··· Material provided
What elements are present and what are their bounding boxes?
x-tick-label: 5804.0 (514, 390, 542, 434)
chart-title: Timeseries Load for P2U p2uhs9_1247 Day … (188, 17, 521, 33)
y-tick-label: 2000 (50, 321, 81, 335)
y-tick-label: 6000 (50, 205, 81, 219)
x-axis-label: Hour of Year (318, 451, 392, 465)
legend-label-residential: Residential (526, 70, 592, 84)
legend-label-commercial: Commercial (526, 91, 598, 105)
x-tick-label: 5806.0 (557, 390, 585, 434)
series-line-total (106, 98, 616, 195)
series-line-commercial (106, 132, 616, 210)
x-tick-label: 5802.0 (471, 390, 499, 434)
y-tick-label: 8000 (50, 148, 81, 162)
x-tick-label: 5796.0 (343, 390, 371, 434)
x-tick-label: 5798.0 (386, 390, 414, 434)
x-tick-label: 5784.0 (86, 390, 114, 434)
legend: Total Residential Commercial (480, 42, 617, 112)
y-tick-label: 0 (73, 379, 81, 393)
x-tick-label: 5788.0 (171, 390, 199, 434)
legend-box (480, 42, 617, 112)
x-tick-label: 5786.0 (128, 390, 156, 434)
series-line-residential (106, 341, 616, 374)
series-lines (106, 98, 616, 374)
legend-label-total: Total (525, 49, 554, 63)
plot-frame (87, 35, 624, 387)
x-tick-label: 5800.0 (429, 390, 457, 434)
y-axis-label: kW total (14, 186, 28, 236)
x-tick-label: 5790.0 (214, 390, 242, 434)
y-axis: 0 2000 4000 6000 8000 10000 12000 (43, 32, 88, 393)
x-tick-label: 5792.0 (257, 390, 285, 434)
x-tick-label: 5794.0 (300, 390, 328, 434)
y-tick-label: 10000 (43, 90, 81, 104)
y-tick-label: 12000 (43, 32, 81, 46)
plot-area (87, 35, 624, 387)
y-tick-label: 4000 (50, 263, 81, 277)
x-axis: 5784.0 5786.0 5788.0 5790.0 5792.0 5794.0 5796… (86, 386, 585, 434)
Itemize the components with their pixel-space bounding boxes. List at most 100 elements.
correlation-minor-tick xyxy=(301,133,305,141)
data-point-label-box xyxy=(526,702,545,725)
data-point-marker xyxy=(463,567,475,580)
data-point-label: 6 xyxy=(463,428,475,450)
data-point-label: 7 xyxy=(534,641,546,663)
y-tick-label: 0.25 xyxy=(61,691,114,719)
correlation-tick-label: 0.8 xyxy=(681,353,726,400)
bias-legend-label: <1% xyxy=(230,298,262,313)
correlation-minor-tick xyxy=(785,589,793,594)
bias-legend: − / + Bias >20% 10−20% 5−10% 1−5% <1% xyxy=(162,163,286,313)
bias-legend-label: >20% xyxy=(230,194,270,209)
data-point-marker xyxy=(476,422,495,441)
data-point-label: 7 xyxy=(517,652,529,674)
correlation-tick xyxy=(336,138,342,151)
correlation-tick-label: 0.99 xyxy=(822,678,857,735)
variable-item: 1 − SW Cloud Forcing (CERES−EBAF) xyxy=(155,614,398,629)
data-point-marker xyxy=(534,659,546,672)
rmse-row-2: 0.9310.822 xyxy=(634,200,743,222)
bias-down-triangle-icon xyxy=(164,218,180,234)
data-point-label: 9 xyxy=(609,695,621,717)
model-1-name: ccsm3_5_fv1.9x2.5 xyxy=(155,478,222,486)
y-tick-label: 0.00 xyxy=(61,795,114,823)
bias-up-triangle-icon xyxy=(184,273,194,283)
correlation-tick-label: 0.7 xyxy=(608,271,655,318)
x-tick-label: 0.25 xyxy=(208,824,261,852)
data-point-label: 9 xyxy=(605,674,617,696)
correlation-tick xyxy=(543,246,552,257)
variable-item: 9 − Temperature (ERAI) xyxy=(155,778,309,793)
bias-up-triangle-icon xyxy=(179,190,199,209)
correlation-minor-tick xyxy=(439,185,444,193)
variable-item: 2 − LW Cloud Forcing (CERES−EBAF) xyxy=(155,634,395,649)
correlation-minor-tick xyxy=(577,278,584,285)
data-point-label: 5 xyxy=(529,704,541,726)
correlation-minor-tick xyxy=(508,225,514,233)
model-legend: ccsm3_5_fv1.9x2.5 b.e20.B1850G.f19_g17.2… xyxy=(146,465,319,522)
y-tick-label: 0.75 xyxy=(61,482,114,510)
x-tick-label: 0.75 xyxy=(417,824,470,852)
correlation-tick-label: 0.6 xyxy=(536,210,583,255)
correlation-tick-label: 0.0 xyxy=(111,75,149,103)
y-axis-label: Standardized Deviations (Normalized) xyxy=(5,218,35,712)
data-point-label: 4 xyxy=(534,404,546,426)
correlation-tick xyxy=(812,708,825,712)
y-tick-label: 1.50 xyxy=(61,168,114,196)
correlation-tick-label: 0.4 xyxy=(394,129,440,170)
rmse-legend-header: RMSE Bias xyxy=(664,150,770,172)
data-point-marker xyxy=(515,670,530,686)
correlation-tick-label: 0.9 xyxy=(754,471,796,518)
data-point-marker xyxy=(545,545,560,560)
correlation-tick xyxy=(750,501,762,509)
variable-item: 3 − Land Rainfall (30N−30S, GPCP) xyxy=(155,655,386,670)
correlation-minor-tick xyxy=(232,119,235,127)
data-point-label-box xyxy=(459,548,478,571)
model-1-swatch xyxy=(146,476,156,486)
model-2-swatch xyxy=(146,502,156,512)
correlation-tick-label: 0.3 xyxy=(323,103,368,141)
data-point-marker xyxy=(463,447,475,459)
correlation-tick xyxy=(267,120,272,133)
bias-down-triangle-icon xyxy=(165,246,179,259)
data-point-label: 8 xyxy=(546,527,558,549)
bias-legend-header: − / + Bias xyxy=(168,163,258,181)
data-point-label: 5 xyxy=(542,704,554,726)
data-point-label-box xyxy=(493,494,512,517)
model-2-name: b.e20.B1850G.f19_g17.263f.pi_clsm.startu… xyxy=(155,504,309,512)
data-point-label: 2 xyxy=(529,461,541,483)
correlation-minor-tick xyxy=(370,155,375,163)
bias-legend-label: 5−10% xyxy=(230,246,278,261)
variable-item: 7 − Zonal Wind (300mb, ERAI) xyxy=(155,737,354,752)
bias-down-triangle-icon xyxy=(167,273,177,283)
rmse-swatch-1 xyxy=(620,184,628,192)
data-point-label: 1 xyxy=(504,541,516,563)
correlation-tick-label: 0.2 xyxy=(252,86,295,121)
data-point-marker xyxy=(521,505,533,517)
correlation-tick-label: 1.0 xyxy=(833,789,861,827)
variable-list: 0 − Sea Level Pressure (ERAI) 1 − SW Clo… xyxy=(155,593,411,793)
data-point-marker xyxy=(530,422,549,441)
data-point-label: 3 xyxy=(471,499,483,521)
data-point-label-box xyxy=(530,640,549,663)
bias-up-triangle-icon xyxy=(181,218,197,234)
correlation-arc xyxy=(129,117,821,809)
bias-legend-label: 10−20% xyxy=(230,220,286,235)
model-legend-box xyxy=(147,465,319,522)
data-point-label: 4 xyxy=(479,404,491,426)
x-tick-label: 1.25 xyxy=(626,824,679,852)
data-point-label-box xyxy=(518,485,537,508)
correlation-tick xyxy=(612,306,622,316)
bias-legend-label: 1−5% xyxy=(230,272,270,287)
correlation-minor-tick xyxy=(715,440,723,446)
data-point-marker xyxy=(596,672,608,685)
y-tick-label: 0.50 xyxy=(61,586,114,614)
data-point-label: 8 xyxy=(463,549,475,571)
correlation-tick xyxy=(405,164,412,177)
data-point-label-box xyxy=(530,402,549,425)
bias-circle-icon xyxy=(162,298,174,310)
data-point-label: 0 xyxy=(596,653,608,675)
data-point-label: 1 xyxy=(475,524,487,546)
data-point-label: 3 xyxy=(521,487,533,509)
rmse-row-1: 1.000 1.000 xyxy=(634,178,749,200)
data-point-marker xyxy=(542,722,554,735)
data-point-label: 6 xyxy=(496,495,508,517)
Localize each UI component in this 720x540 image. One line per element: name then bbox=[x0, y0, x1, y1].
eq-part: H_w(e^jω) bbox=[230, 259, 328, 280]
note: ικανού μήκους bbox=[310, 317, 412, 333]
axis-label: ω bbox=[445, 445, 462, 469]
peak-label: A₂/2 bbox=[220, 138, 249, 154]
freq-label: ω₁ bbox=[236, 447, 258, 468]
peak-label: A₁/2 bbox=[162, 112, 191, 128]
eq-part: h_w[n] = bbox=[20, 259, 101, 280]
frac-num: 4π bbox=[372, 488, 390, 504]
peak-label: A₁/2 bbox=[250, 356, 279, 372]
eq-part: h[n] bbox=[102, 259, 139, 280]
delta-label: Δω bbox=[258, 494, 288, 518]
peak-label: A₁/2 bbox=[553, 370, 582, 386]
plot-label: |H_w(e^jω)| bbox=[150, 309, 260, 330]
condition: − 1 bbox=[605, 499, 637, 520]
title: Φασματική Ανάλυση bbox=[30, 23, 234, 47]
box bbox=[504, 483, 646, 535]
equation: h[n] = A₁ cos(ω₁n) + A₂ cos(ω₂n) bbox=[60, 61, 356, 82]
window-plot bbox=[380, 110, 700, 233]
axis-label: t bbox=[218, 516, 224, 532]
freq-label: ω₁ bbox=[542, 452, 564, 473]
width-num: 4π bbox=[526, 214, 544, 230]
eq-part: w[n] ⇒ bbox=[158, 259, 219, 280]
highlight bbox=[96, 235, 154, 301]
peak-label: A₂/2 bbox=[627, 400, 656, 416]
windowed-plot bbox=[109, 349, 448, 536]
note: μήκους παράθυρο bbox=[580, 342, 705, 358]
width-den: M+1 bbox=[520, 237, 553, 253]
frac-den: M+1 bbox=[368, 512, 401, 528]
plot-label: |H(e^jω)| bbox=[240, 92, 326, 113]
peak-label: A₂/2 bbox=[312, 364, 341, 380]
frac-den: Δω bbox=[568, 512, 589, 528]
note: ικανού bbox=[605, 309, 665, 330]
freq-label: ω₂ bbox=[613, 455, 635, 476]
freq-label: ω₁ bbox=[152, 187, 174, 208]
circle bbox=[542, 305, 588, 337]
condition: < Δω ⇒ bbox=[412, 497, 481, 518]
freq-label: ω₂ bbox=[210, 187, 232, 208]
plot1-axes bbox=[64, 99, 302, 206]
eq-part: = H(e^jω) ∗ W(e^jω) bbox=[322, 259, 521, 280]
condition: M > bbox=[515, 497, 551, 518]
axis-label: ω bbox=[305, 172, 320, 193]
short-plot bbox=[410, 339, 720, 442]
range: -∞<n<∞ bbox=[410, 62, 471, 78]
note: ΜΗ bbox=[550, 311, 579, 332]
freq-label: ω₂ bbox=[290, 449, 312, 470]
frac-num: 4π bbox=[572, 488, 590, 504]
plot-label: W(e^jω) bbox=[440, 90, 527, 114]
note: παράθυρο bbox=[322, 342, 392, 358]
······
Required work: Can you rewrite the rows from the very first one through the line containing "legend-label-total: Total (525, 49, 554, 63)", inclusive, with every "x-tick-label" swapped for "x-axis-tick" and everything else left unchanged?

Solved exercise:
What elements are present and what are their bounding boxes?
x-axis-tick: 5804.0 (514, 390, 542, 434)
chart-title: Timeseries Load for P2U p2uhs9_1247 Day … (188, 17, 521, 33)
y-tick-label: 2000 (50, 321, 81, 335)
y-tick-label: 6000 (50, 205, 81, 219)
x-axis-label: Hour of Year (318, 451, 392, 465)
legend-label-residential: Residential (526, 70, 592, 84)
legend-label-commercial: Commercial (526, 91, 598, 105)
x-axis-tick: 5806.0 (557, 390, 585, 434)
series-line-total (106, 98, 616, 195)
series-line-commercial (106, 132, 616, 210)
x-axis-tick: 5802.0 (471, 390, 499, 434)
y-tick-label: 8000 (50, 148, 81, 162)
x-axis-tick: 5796.0 (343, 390, 371, 434)
x-axis-tick: 5798.0 (386, 390, 414, 434)
x-axis-tick: 5784.0 (86, 390, 114, 434)
legend: Total Residential Commercial (480, 42, 617, 112)
y-tick-label: 0 (73, 379, 81, 393)
x-axis-tick: 5788.0 (171, 390, 199, 434)
legend-box (480, 42, 617, 112)
x-axis-tick: 5786.0 (128, 390, 156, 434)
series-line-residential (106, 341, 616, 374)
series-lines (106, 98, 616, 374)
legend-label-total: Total (525, 49, 554, 63)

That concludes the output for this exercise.